INFORMATION SUPPLIED:
◇ ◇ ◇ ◇ ◇ ◇ ◇

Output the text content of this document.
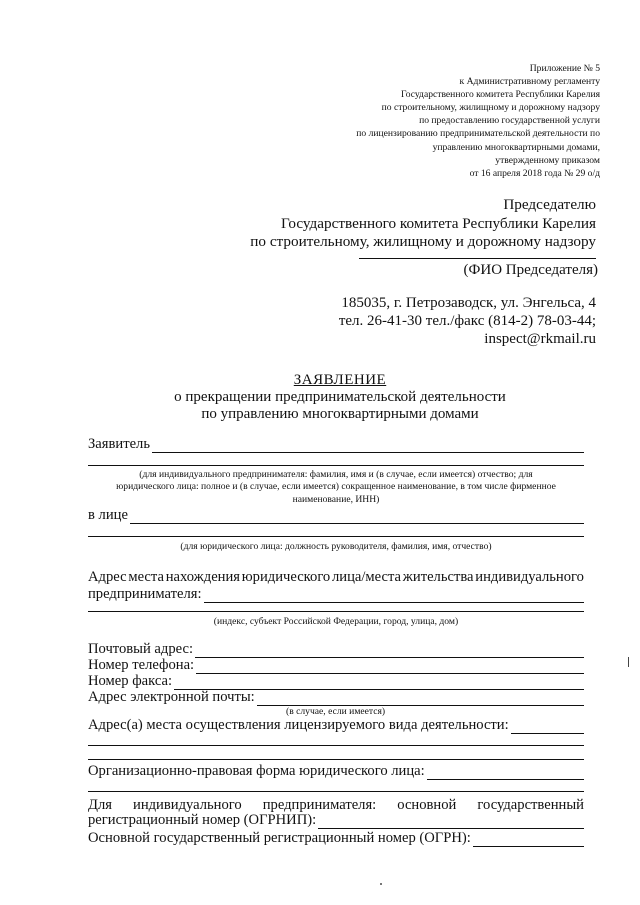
Приложение № 5
к Административному регламенту
Государственного комитета Республики Карелия
по строительному, жилищному и дорожному надзору
по предоставлению государственной услуги
по лицензированию предпринимательской деятельности по
управлению многоквартирными домами,
утвержденному приказом
от 16 апреля 2018 года № 29 о/д
Председателю
Государственного комитета Республики Карелия
по строительному, жилищному и дорожному надзору
(ФИО Председателя)
185035, г. Петрозаводск, ул. Энгельса, 4
тел. 26-41-30 тел./факс (814-2) 78-03-44;
inspect@rkmail.ru
ЗАЯВЛЕНИЕ
о прекращении предпринимательской деятельности
по управлению многоквартирными домами
Заявитель
(для индивидуального предпринимателя: фамилия, имя и (в случае, если имеется) отчество; для
юридического лица: полное и (в случае, если имеется) сокращенное наименование, в том числе фирменное
наименование, ИНН)
в лице
(для юридического лица: должность руководителя, фамилия, имя, отчество)
Адрес места нахождения юридического лица/места жительства индивидуального
предпринимателя:
(индекс, субъект Российской Федерации, город, улица, дом)
Почтовый адрес:
Номер телефона:
Номер факса:
Адрес электронной почты:
(в случае, если имеется)
Адрес(а) места осуществления лицензируемого вида деятельности:
Организационно-правовая форма юридического лица:
Для индивидуального предпринимателя: основной государственный
регистрационный номер (ОГРНИП):
Основной государственный регистрационный номер (ОГРН):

◇ ◇ ◇ ◇ ◇ ◇ ◇

Retype every record above exactly as written, but leave out the pictures.

Output the text content of this document.
Приложение № 5
к Административному регламенту
Государственного комитета Республики Карелия
по строительному, жилищному и дорожному надзору
по предоставлению государственной услуги
по лицензированию предпринимательской деятельности по
управлению многоквартирными домами,
утвержденному приказом
от 16 апреля 2018 года № 29 о/д
Председателю
Государственного комитета Республики Карелия
по строительному, жилищному и дорожному надзору
(ФИО Председателя)
185035, г. Петрозаводск, ул. Энгельса, 4
тел. 26-41-30 тел./факс (814-2) 78-03-44;
inspect@rkmail.ru
ЗАЯВЛЕНИЕ
о прекращении предпринимательской деятельности
по управлению многоквартирными домами
Заявитель
(для индивидуального предпринимателя: фамилия, имя и (в случае, если имеется) отчество; для
юридического лица: полное и (в случае, если имеется) сокращенное наименование, в том числе фирменное
наименование, ИНН)
в лице
(для юридического лица: должность руководителя, фамилия, имя, отчество)
Адрес места нахождения юридического лица/места жительства индивидуального
предпринимателя:
(индекс, субъект Российской Федерации, город, улица, дом)
Почтовый адрес:
Номер телефона:
Номер факса:
Адрес электронной почты:
(в случае, если имеется)
Адрес(а) места осуществления лицензируемого вида деятельности:
Организационно-правовая форма юридического лица:
Для индивидуального предпринимателя: основной государственный
регистрационный номер (ОГРНИП):
Основной государственный регистрационный номер (ОГРН):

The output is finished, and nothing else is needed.